▶ [What to produce]
Transcribe the whole listing below without changing a word, but leave out every image.

▶ [A block of data]
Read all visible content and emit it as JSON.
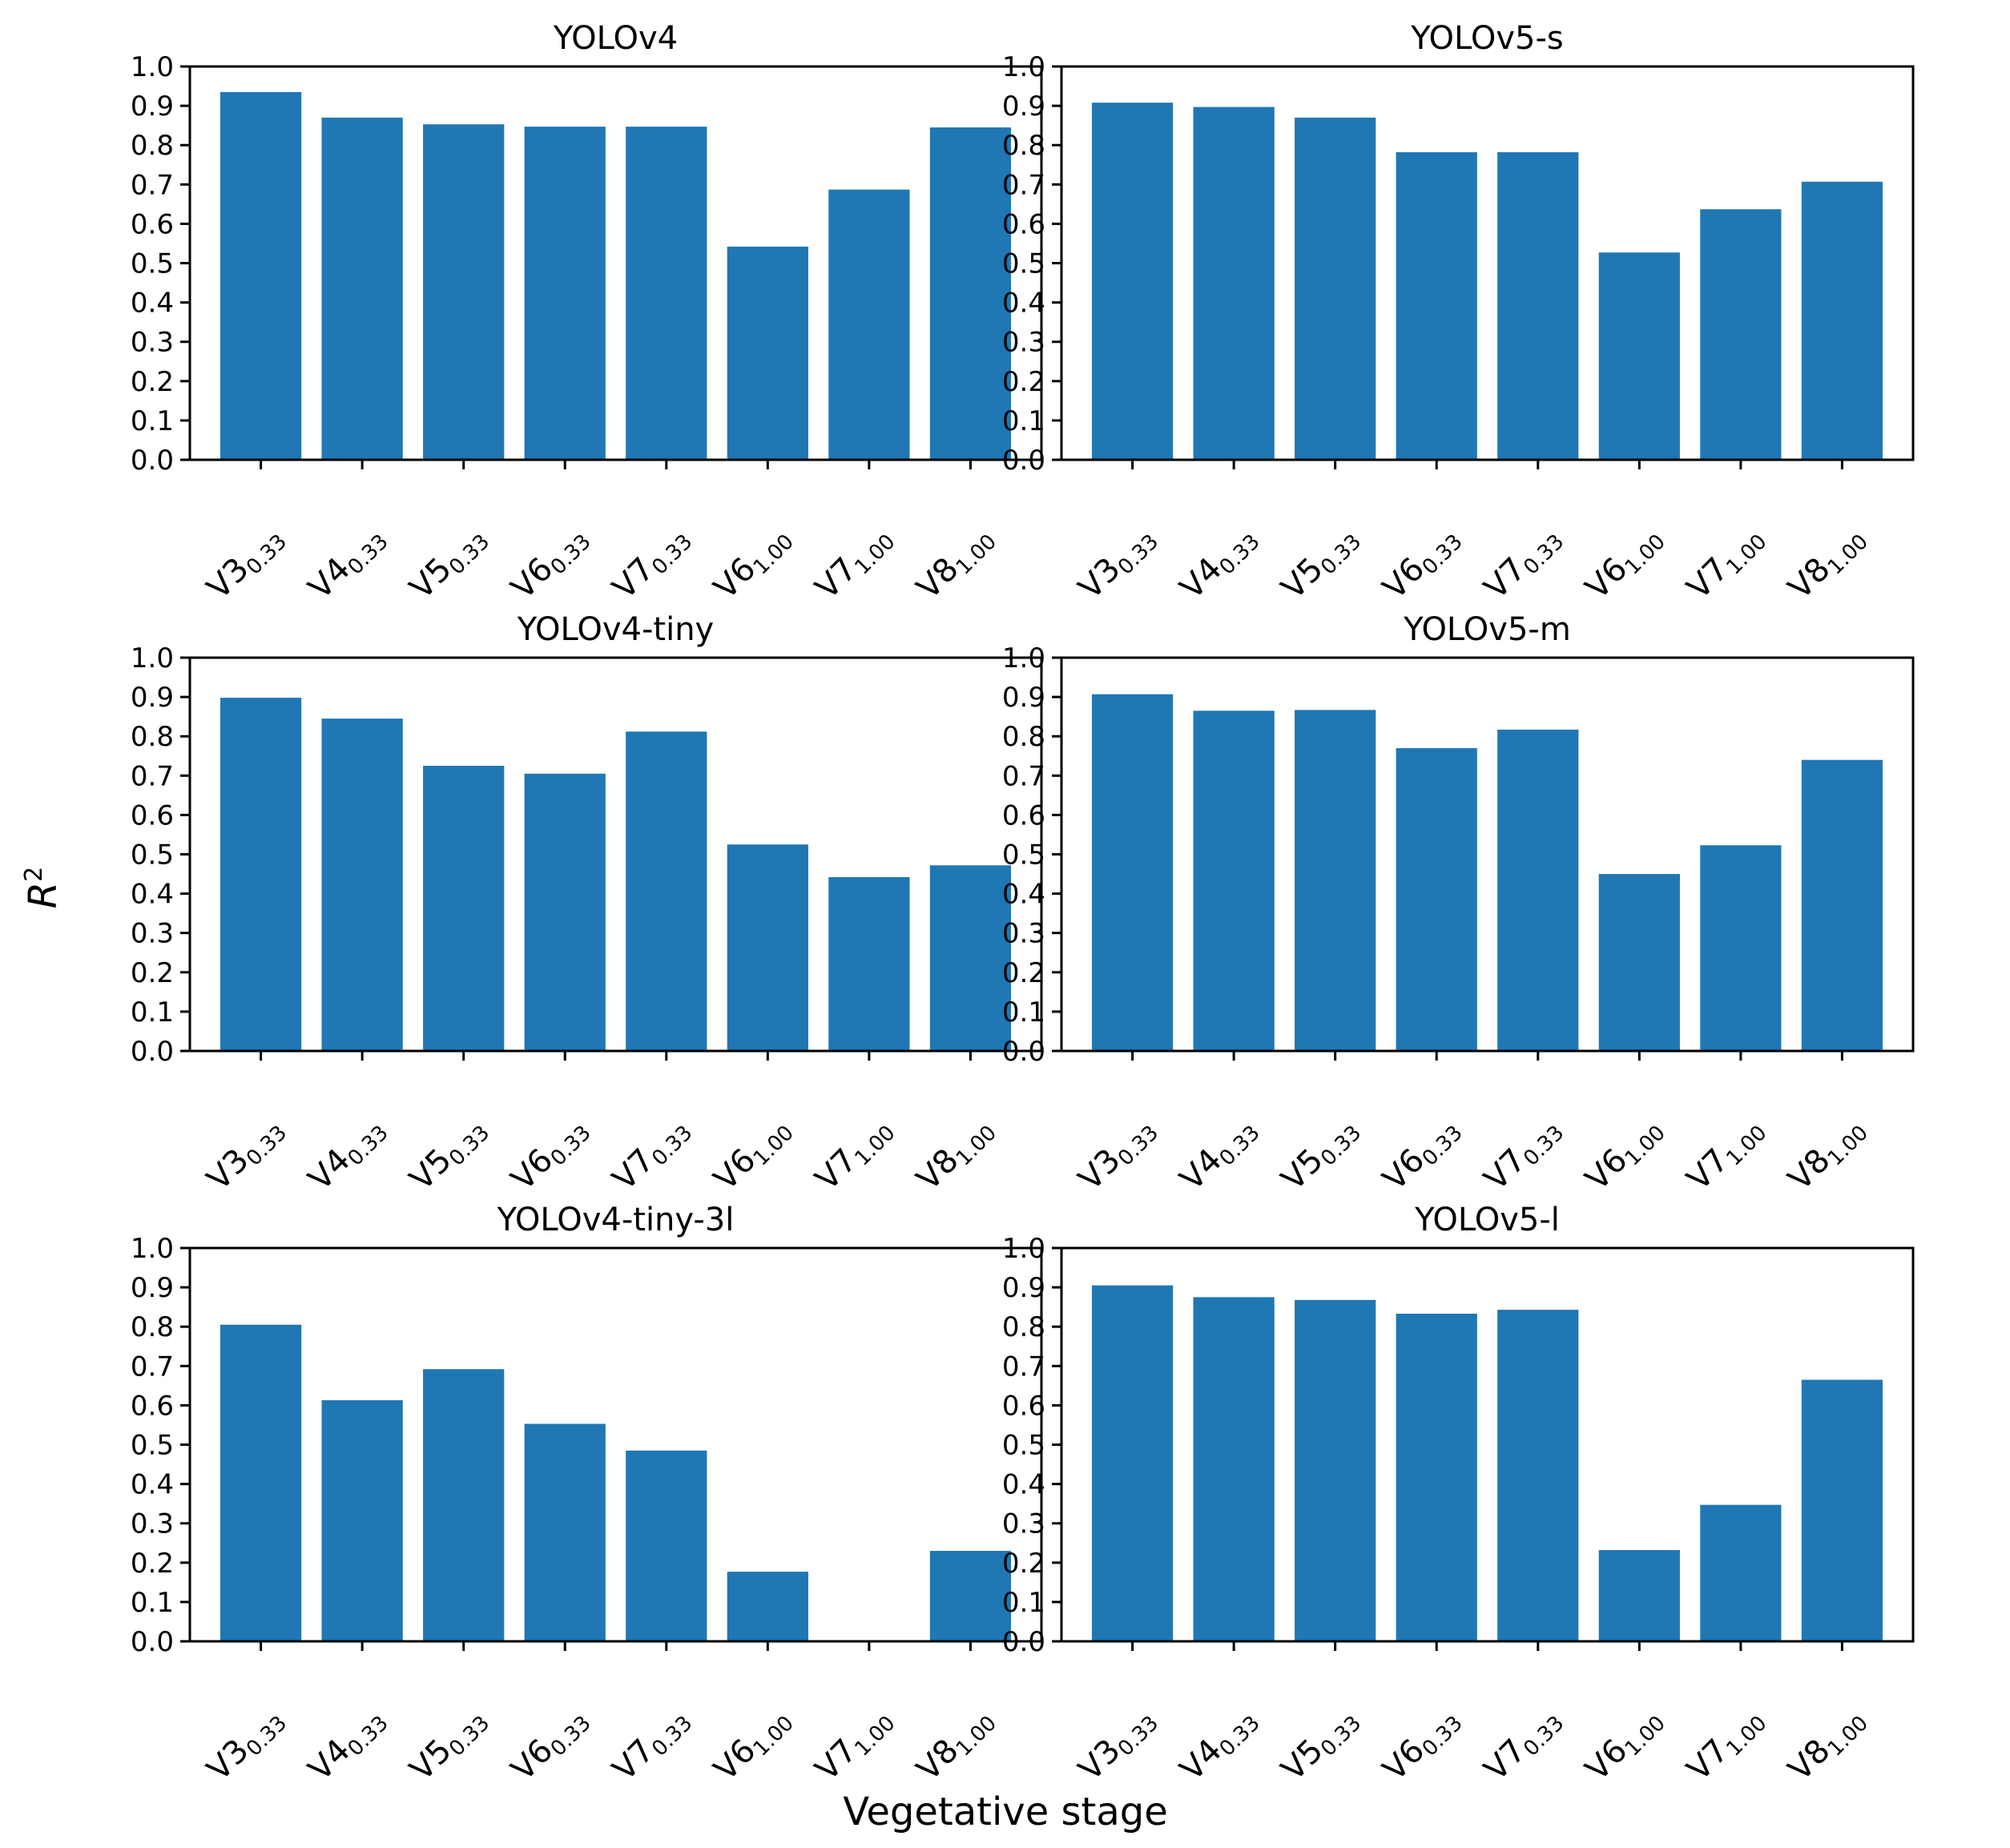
{
  "figure": {
    "xlabel": "Vegetative stage",
    "ylabel_base": "R",
    "ylabel_sup": "2",
    "bar_color": "#1f77b4"
  },
  "chart_data": [
    {
      "type": "bar",
      "title": "YOLOv4",
      "categories": [
        {
          "main": "V3",
          "sub": "0.33"
        },
        {
          "main": "V4",
          "sub": "0.33"
        },
        {
          "main": "V5",
          "sub": "0.33"
        },
        {
          "main": "V6",
          "sub": "0.33"
        },
        {
          "main": "V7",
          "sub": "0.33"
        },
        {
          "main": "V6",
          "sub": "1.00"
        },
        {
          "main": "V7",
          "sub": "1.00"
        },
        {
          "main": "V8",
          "sub": "1.00"
        }
      ],
      "values": [
        0.935,
        0.87,
        0.853,
        0.847,
        0.847,
        0.542,
        0.687,
        0.845
      ],
      "ylim": [
        0,
        1.0
      ],
      "yticks": [
        "0.0",
        "0.1",
        "0.2",
        "0.3",
        "0.4",
        "0.5",
        "0.6",
        "0.7",
        "0.8",
        "0.9",
        "1.0"
      ],
      "xlabel": "",
      "ylabel": "R2"
    },
    {
      "type": "bar",
      "title": "YOLOv5-s",
      "categories": [
        {
          "main": "V3",
          "sub": "0.33"
        },
        {
          "main": "V4",
          "sub": "0.33"
        },
        {
          "main": "V5",
          "sub": "0.33"
        },
        {
          "main": "V6",
          "sub": "0.33"
        },
        {
          "main": "V7",
          "sub": "0.33"
        },
        {
          "main": "V6",
          "sub": "1.00"
        },
        {
          "main": "V7",
          "sub": "1.00"
        },
        {
          "main": "V8",
          "sub": "1.00"
        }
      ],
      "values": [
        0.908,
        0.897,
        0.87,
        0.782,
        0.782,
        0.527,
        0.637,
        0.707
      ],
      "ylim": [
        0,
        1.0
      ],
      "yticks": [
        "0.0",
        "0.1",
        "0.2",
        "0.3",
        "0.4",
        "0.5",
        "0.6",
        "0.7",
        "0.8",
        "0.9",
        "1.0"
      ],
      "xlabel": "",
      "ylabel": "R2"
    },
    {
      "type": "bar",
      "title": "YOLOv4-tiny",
      "categories": [
        {
          "main": "V3",
          "sub": "0.33"
        },
        {
          "main": "V4",
          "sub": "0.33"
        },
        {
          "main": "V5",
          "sub": "0.33"
        },
        {
          "main": "V6",
          "sub": "0.33"
        },
        {
          "main": "V7",
          "sub": "0.33"
        },
        {
          "main": "V6",
          "sub": "1.00"
        },
        {
          "main": "V7",
          "sub": "1.00"
        },
        {
          "main": "V8",
          "sub": "1.00"
        }
      ],
      "values": [
        0.898,
        0.845,
        0.725,
        0.705,
        0.812,
        0.525,
        0.442,
        0.472
      ],
      "ylim": [
        0,
        1.0
      ],
      "yticks": [
        "0.0",
        "0.1",
        "0.2",
        "0.3",
        "0.4",
        "0.5",
        "0.6",
        "0.7",
        "0.8",
        "0.9",
        "1.0"
      ],
      "xlabel": "",
      "ylabel": "R2"
    },
    {
      "type": "bar",
      "title": "YOLOv5-m",
      "categories": [
        {
          "main": "V3",
          "sub": "0.33"
        },
        {
          "main": "V4",
          "sub": "0.33"
        },
        {
          "main": "V5",
          "sub": "0.33"
        },
        {
          "main": "V6",
          "sub": "0.33"
        },
        {
          "main": "V7",
          "sub": "0.33"
        },
        {
          "main": "V6",
          "sub": "1.00"
        },
        {
          "main": "V7",
          "sub": "1.00"
        },
        {
          "main": "V8",
          "sub": "1.00"
        }
      ],
      "values": [
        0.907,
        0.865,
        0.867,
        0.77,
        0.817,
        0.45,
        0.523,
        0.74
      ],
      "ylim": [
        0,
        1.0
      ],
      "yticks": [
        "0.0",
        "0.1",
        "0.2",
        "0.3",
        "0.4",
        "0.5",
        "0.6",
        "0.7",
        "0.8",
        "0.9",
        "1.0"
      ],
      "xlabel": "",
      "ylabel": "R2"
    },
    {
      "type": "bar",
      "title": "YOLOv4-tiny-3l",
      "categories": [
        {
          "main": "V3",
          "sub": "0.33"
        },
        {
          "main": "V4",
          "sub": "0.33"
        },
        {
          "main": "V5",
          "sub": "0.33"
        },
        {
          "main": "V6",
          "sub": "0.33"
        },
        {
          "main": "V7",
          "sub": "0.33"
        },
        {
          "main": "V6",
          "sub": "1.00"
        },
        {
          "main": "V7",
          "sub": "1.00"
        },
        {
          "main": "V8",
          "sub": "1.00"
        }
      ],
      "values": [
        0.805,
        0.613,
        0.692,
        0.553,
        0.485,
        0.177,
        0.0,
        0.23
      ],
      "ylim": [
        0,
        1.0
      ],
      "yticks": [
        "0.0",
        "0.1",
        "0.2",
        "0.3",
        "0.4",
        "0.5",
        "0.6",
        "0.7",
        "0.8",
        "0.9",
        "1.0"
      ],
      "xlabel": "",
      "ylabel": "R2"
    },
    {
      "type": "bar",
      "title": "YOLOv5-l",
      "categories": [
        {
          "main": "V3",
          "sub": "0.33"
        },
        {
          "main": "V4",
          "sub": "0.33"
        },
        {
          "main": "V5",
          "sub": "0.33"
        },
        {
          "main": "V6",
          "sub": "0.33"
        },
        {
          "main": "V7",
          "sub": "0.33"
        },
        {
          "main": "V6",
          "sub": "1.00"
        },
        {
          "main": "V7",
          "sub": "1.00"
        },
        {
          "main": "V8",
          "sub": "1.00"
        }
      ],
      "values": [
        0.905,
        0.875,
        0.868,
        0.833,
        0.843,
        0.232,
        0.347,
        0.665
      ],
      "ylim": [
        0,
        1.0
      ],
      "yticks": [
        "0.0",
        "0.1",
        "0.2",
        "0.3",
        "0.4",
        "0.5",
        "0.6",
        "0.7",
        "0.8",
        "0.9",
        "1.0"
      ],
      "xlabel": "",
      "ylabel": "R2"
    }
  ]
}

▶ [Result of the exercise]
Read all visible content and emit it as JSON.
{
  "figure": {
    "xlabel": "Vegetative stage",
    "ylabel_base": "R",
    "ylabel_sup": "2",
    "bar_color": "#1f77b4"
  },
  "chart_data": [
    {
      "type": "bar",
      "title": "YOLOv4",
      "categories": [
        {
          "main": "V3",
          "sub": "0.33"
        },
        {
          "main": "V4",
          "sub": "0.33"
        },
        {
          "main": "V5",
          "sub": "0.33"
        },
        {
          "main": "V6",
          "sub": "0.33"
        },
        {
          "main": "V7",
          "sub": "0.33"
        },
        {
          "main": "V6",
          "sub": "1.00"
        },
        {
          "main": "V7",
          "sub": "1.00"
        },
        {
          "main": "V8",
          "sub": "1.00"
        }
      ],
      "values": [
        0.935,
        0.87,
        0.853,
        0.847,
        0.847,
        0.542,
        0.687,
        0.845
      ],
      "ylim": [
        0,
        1.0
      ],
      "yticks": [
        "0.0",
        "0.1",
        "0.2",
        "0.3",
        "0.4",
        "0.5",
        "0.6",
        "0.7",
        "0.8",
        "0.9",
        "1.0"
      ],
      "xlabel": "",
      "ylabel": "R2"
    },
    {
      "type": "bar",
      "title": "YOLOv5-s",
      "categories": [
        {
          "main": "V3",
          "sub": "0.33"
        },
        {
          "main": "V4",
          "sub": "0.33"
        },
        {
          "main": "V5",
          "sub": "0.33"
        },
        {
          "main": "V6",
          "sub": "0.33"
        },
        {
          "main": "V7",
          "sub": "0.33"
        },
        {
          "main": "V6",
          "sub": "1.00"
        },
        {
          "main": "V7",
          "sub": "1.00"
        },
        {
          "main": "V8",
          "sub": "1.00"
        }
      ],
      "values": [
        0.908,
        0.897,
        0.87,
        0.782,
        0.782,
        0.527,
        0.637,
        0.707
      ],
      "ylim": [
        0,
        1.0
      ],
      "yticks": [
        "0.0",
        "0.1",
        "0.2",
        "0.3",
        "0.4",
        "0.5",
        "0.6",
        "0.7",
        "0.8",
        "0.9",
        "1.0"
      ],
      "xlabel": "",
      "ylabel": "R2"
    },
    {
      "type": "bar",
      "title": "YOLOv4-tiny",
      "categories": [
        {
          "main": "V3",
          "sub": "0.33"
        },
        {
          "main": "V4",
          "sub": "0.33"
        },
        {
          "main": "V5",
          "sub": "0.33"
        },
        {
          "main": "V6",
          "sub": "0.33"
        },
        {
          "main": "V7",
          "sub": "0.33"
        },
        {
          "main": "V6",
          "sub": "1.00"
        },
        {
          "main": "V7",
          "sub": "1.00"
        },
        {
          "main": "V8",
          "sub": "1.00"
        }
      ],
      "values": [
        0.898,
        0.845,
        0.725,
        0.705,
        0.812,
        0.525,
        0.442,
        0.472
      ],
      "ylim": [
        0,
        1.0
      ],
      "yticks": [
        "0.0",
        "0.1",
        "0.2",
        "0.3",
        "0.4",
        "0.5",
        "0.6",
        "0.7",
        "0.8",
        "0.9",
        "1.0"
      ],
      "xlabel": "",
      "ylabel": "R2"
    },
    {
      "type": "bar",
      "title": "YOLOv5-m",
      "categories": [
        {
          "main": "V3",
          "sub": "0.33"
        },
        {
          "main": "V4",
          "sub": "0.33"
        },
        {
          "main": "V5",
          "sub": "0.33"
        },
        {
          "main": "V6",
          "sub": "0.33"
        },
        {
          "main": "V7",
          "sub": "0.33"
        },
        {
          "main": "V6",
          "sub": "1.00"
        },
        {
          "main": "V7",
          "sub": "1.00"
        },
        {
          "main": "V8",
          "sub": "1.00"
        }
      ],
      "values": [
        0.907,
        0.865,
        0.867,
        0.77,
        0.817,
        0.45,
        0.523,
        0.74
      ],
      "ylim": [
        0,
        1.0
      ],
      "yticks": [
        "0.0",
        "0.1",
        "0.2",
        "0.3",
        "0.4",
        "0.5",
        "0.6",
        "0.7",
        "0.8",
        "0.9",
        "1.0"
      ],
      "xlabel": "",
      "ylabel": "R2"
    },
    {
      "type": "bar",
      "title": "YOLOv4-tiny-3l",
      "categories": [
        {
          "main": "V3",
          "sub": "0.33"
        },
        {
          "main": "V4",
          "sub": "0.33"
        },
        {
          "main": "V5",
          "sub": "0.33"
        },
        {
          "main": "V6",
          "sub": "0.33"
        },
        {
          "main": "V7",
          "sub": "0.33"
        },
        {
          "main": "V6",
          "sub": "1.00"
        },
        {
          "main": "V7",
          "sub": "1.00"
        },
        {
          "main": "V8",
          "sub": "1.00"
        }
      ],
      "values": [
        0.805,
        0.613,
        0.692,
        0.553,
        0.485,
        0.177,
        0.0,
        0.23
      ],
      "ylim": [
        0,
        1.0
      ],
      "yticks": [
        "0.0",
        "0.1",
        "0.2",
        "0.3",
        "0.4",
        "0.5",
        "0.6",
        "0.7",
        "0.8",
        "0.9",
        "1.0"
      ],
      "xlabel": "",
      "ylabel": "R2"
    },
    {
      "type": "bar",
      "title": "YOLOv5-l",
      "categories": [
        {
          "main": "V3",
          "sub": "0.33"
        },
        {
          "main": "V4",
          "sub": "0.33"
        },
        {
          "main": "V5",
          "sub": "0.33"
        },
        {
          "main": "V6",
          "sub": "0.33"
        },
        {
          "main": "V7",
          "sub": "0.33"
        },
        {
          "main": "V6",
          "sub": "1.00"
        },
        {
          "main": "V7",
          "sub": "1.00"
        },
        {
          "main": "V8",
          "sub": "1.00"
        }
      ],
      "values": [
        0.905,
        0.875,
        0.868,
        0.833,
        0.843,
        0.232,
        0.347,
        0.665
      ],
      "ylim": [
        0,
        1.0
      ],
      "yticks": [
        "0.0",
        "0.1",
        "0.2",
        "0.3",
        "0.4",
        "0.5",
        "0.6",
        "0.7",
        "0.8",
        "0.9",
        "1.0"
      ],
      "xlabel": "",
      "ylabel": "R2"
    }
  ]
}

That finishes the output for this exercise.